WHAT TO WORK ON: Extract from the lines below each one that contains the word "wire", reproducing every such line in full.

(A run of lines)
◆ ◆ ◆ ◆ ◆ ◆ ◆

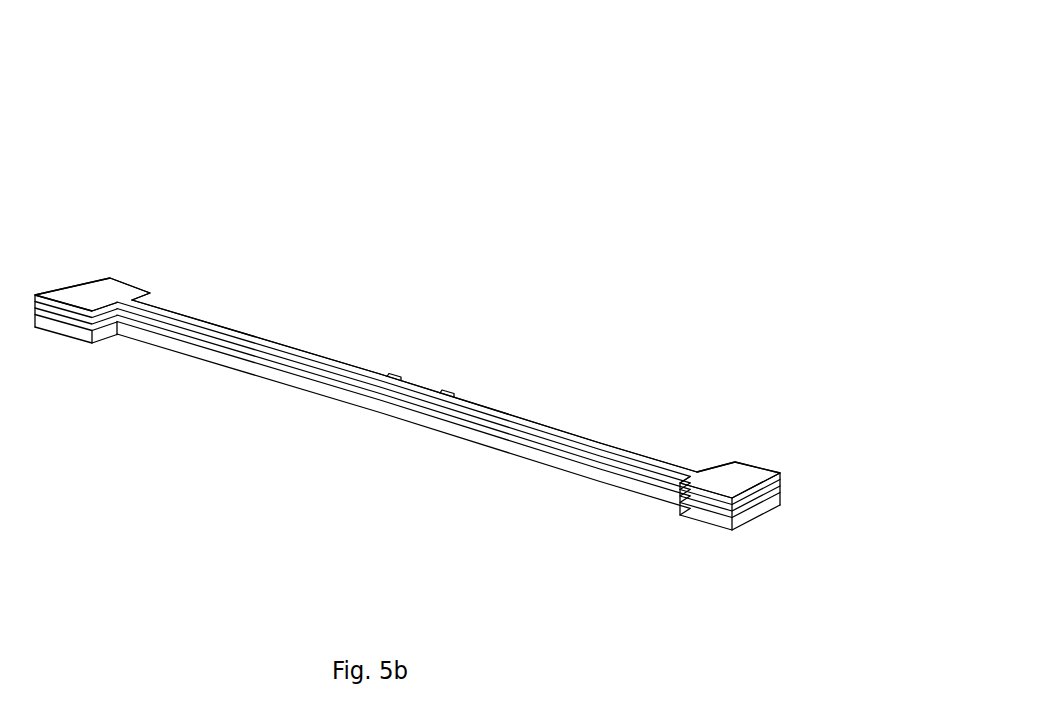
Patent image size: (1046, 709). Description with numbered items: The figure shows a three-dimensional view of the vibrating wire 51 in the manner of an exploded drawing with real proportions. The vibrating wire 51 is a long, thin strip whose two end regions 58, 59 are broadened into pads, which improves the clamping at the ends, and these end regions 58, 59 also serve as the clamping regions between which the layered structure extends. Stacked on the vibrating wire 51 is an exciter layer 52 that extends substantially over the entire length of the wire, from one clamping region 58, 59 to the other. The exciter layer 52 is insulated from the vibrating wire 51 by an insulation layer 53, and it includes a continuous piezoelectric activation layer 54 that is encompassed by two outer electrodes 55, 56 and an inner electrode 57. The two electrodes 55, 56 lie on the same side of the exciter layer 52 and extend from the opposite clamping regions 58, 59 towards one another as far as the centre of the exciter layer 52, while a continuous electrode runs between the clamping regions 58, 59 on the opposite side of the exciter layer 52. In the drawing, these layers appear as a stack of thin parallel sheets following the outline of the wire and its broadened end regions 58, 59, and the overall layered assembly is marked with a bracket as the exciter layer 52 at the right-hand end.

The vibrating wire 51 is at (410, 416).
The exciter layer 52 is at (603, 147).
The insulation layer 53 is at (242, 362).
The piezoelectric activation layer 54 is at (420, 336).
The outer electrode 55 is at (196, 322).
The outer electrode 56 is at (611, 440).
The inner electrode 57 is at (583, 453).
The end region 58 is at (83, 378).
The end region 59 is at (727, 408).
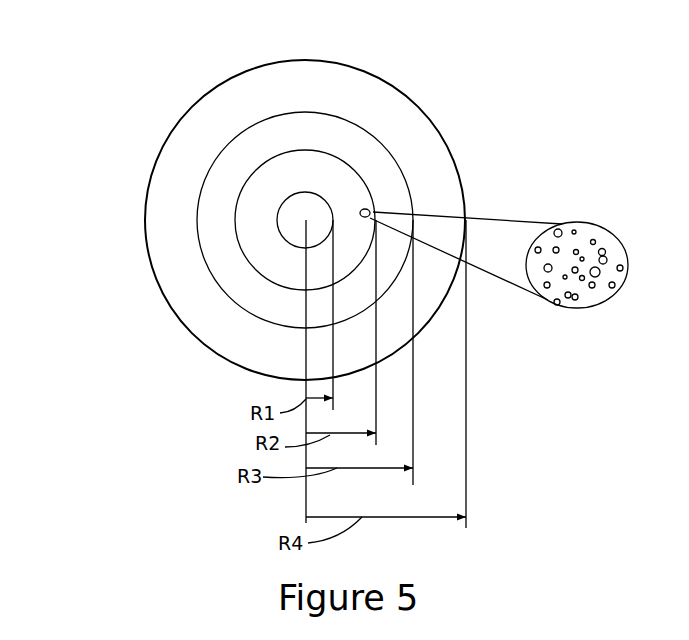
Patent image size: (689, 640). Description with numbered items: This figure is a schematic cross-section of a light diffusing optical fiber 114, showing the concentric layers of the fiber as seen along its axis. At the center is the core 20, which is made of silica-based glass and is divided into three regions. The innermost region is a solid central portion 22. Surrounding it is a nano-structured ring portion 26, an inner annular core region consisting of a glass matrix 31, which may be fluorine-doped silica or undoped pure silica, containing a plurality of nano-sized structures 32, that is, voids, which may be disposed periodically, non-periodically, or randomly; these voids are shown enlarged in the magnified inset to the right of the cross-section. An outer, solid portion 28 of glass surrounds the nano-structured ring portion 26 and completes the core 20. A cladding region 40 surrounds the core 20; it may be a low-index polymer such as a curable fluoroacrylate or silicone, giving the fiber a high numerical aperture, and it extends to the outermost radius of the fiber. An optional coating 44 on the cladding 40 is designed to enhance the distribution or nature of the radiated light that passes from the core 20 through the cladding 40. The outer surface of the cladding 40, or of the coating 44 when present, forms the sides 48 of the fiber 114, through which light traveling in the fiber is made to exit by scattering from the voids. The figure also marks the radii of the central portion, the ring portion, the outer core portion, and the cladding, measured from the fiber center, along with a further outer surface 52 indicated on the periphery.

The light diffusing optical fiber 114 is at (168, 92).
The core 20 is at (563, 90).
The solid central portion 22 is at (315, 210).
The nano-structured ring portion 26 is at (350, 177).
The outer solid portion 28 is at (353, 147).
The cladding region 40 is at (395, 110).
The coating 44 is at (377, 75).
The sides 48 is at (153, 178).
The jacket surface 52 is at (429, 117).
The glass matrix 31 is at (588, 225).
The nano-sized structures 32 is at (560, 304).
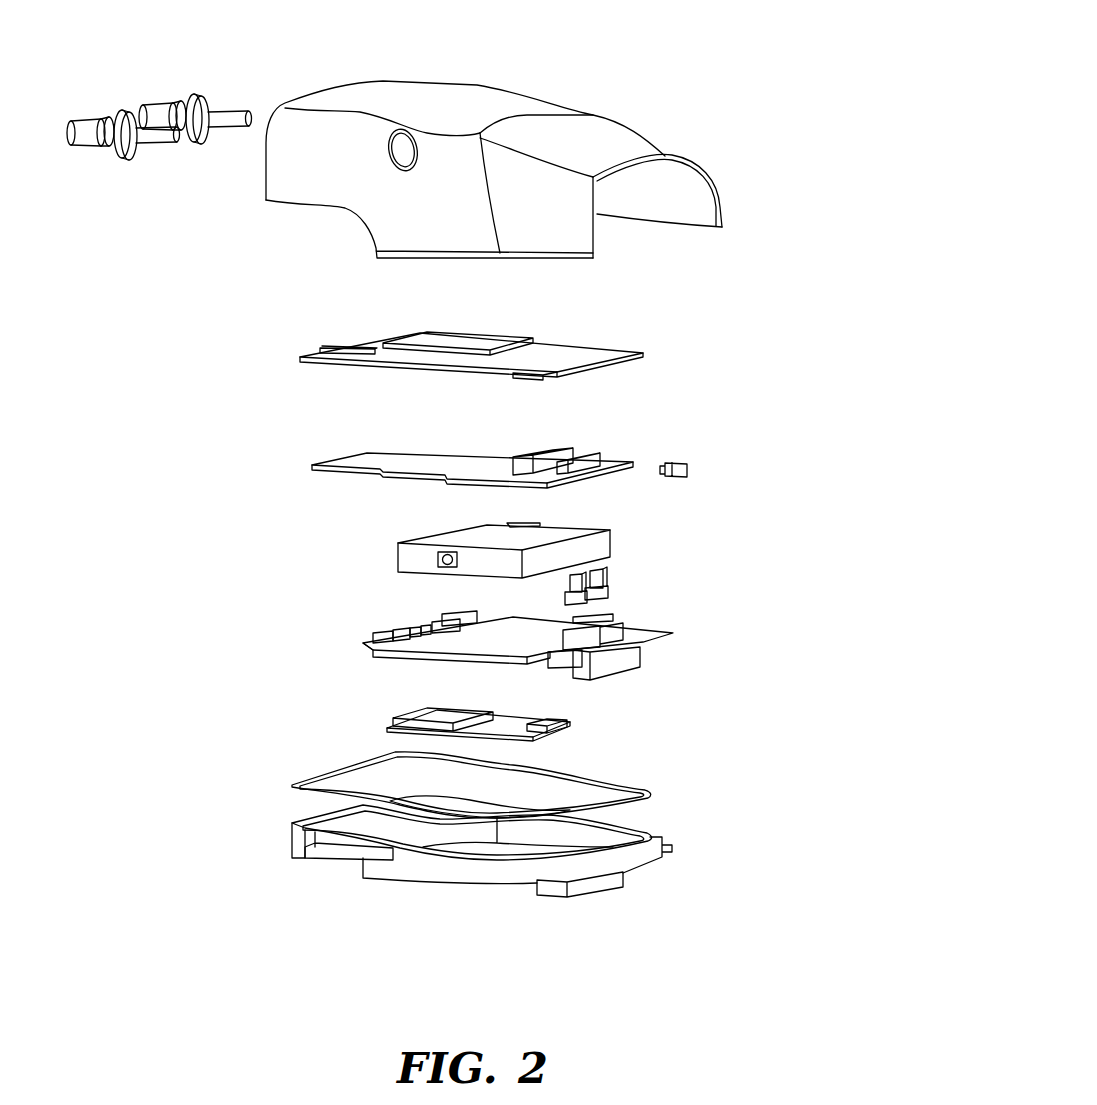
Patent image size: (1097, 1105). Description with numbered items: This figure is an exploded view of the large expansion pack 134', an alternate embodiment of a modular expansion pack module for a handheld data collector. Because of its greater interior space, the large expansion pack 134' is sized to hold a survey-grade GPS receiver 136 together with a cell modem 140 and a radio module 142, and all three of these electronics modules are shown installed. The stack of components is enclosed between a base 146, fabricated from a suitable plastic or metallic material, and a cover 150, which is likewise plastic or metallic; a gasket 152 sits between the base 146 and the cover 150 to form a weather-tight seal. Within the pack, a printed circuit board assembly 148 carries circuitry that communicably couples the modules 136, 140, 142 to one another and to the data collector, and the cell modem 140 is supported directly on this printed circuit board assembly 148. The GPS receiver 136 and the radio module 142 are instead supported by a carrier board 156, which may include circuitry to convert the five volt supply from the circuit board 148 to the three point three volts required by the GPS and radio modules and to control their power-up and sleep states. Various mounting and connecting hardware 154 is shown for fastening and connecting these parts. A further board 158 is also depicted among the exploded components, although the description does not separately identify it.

The large expansion pack 134' is at (428, 83).
The cover 150 is at (640, 142).
The GPS receiver 136 is at (645, 353).
The mounting/connecting hardware 154 is at (594, 457).
The carrier board 156 is at (613, 460).
The circuit board 158 is at (348, 458).
The radio module 142 is at (405, 557).
The printed circuit board assembly 148 is at (647, 637).
The cell modem 140 is at (570, 723).
The gasket 152 is at (653, 797).
The base 146 is at (647, 857).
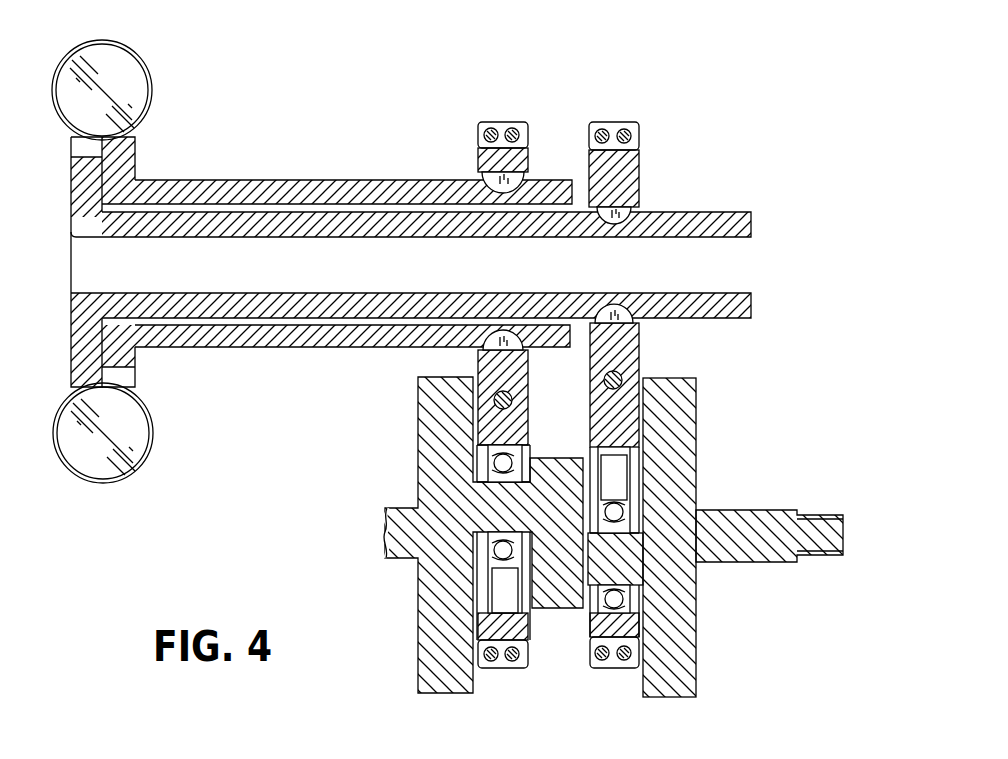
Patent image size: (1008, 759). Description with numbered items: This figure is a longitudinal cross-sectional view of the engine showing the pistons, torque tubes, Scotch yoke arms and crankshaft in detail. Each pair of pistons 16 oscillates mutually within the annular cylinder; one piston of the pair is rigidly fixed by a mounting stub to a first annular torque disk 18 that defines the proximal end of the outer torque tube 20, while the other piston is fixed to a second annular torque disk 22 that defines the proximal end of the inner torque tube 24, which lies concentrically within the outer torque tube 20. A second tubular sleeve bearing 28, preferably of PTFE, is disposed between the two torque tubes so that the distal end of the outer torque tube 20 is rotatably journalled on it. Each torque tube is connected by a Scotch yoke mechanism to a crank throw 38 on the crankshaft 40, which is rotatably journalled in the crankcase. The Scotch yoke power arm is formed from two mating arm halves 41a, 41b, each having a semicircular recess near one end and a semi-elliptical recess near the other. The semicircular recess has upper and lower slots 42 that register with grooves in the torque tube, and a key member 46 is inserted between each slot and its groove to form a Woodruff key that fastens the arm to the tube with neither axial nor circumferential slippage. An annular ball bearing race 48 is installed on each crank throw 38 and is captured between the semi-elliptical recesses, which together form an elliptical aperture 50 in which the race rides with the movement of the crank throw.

The piston 16 is at (128, 76).
The first annular torque disk 18 is at (127, 158).
The outer torque tube 20 is at (303, 181).
The second annular torque disk 22 is at (82, 188).
The inner torque tube 24 is at (293, 300).
The second tubular sleeve bearing 28 is at (233, 211).
The crank throw 38 is at (513, 486).
The crankshaft 40 is at (398, 510).
The arm half 41a is at (478, 160).
The arm half 41b is at (640, 178).
The slot 42 is at (529, 173).
The key member 46 is at (490, 185).
The ball bearing race 48 is at (529, 442).
The elliptical aperture 50 is at (634, 454).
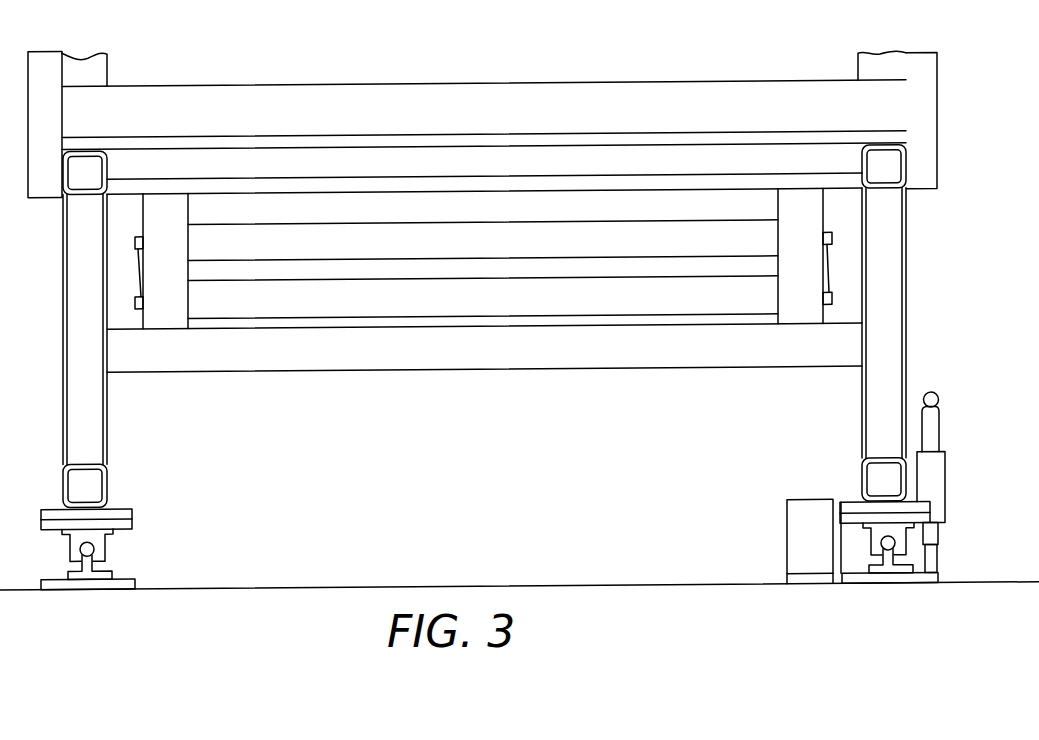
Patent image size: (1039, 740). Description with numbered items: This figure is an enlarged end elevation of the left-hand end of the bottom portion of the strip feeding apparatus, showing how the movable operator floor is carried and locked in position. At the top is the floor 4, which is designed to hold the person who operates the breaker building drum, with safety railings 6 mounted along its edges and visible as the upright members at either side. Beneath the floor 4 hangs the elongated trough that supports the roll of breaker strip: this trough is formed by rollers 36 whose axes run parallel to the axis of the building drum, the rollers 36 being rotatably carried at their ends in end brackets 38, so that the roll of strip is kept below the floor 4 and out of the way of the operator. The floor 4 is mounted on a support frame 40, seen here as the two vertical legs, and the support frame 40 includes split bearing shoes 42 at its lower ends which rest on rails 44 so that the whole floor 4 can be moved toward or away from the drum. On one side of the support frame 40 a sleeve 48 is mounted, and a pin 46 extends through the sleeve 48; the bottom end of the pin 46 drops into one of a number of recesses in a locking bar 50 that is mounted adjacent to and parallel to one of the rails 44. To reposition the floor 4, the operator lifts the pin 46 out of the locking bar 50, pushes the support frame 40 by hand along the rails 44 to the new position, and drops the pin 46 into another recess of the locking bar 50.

◆ ◆ ◆ ◆ ◆ ◆ ◆

EXERCISE OUTPUT:
Patent image size: (1046, 709). Description with numbered items: The figure shows a three-dimensional view of the vibrating wire 51 in the manner of an exploded drawing with real proportions. The vibrating wire 51 is a long, thin strip whose two end regions 58, 59 are broadened into pads, which improves the clamping at the ends, and these end regions 58, 59 also serve as the clamping regions between which the layered structure extends. Stacked on the vibrating wire 51 is an exciter layer 52 that extends substantially over the entire length of the wire, from one clamping region 58, 59 to the other. The exciter layer 52 is insulated from the vibrating wire 51 by an insulation layer 53, and it includes a continuous piezoelectric activation layer 54 that is encompassed by two outer electrodes 55, 56 and an inner electrode 57. The two electrodes 55, 56 lie on the same side of the exciter layer 52 and extend from the opposite clamping regions 58, 59 towards one another as far as the centre of the exciter layer 52, while a continuous electrode runs between the clamping regions 58, 59 on the opposite side of the exciter layer 52. In the drawing, these layers appear as a stack of thin parallel sheets following the outline of the wire and its broadened end regions 58, 59, and the overall layered assembly is marked with a bracket as the exciter layer 52 at the right-hand end.
The vibrating wire 51 is at (410, 416).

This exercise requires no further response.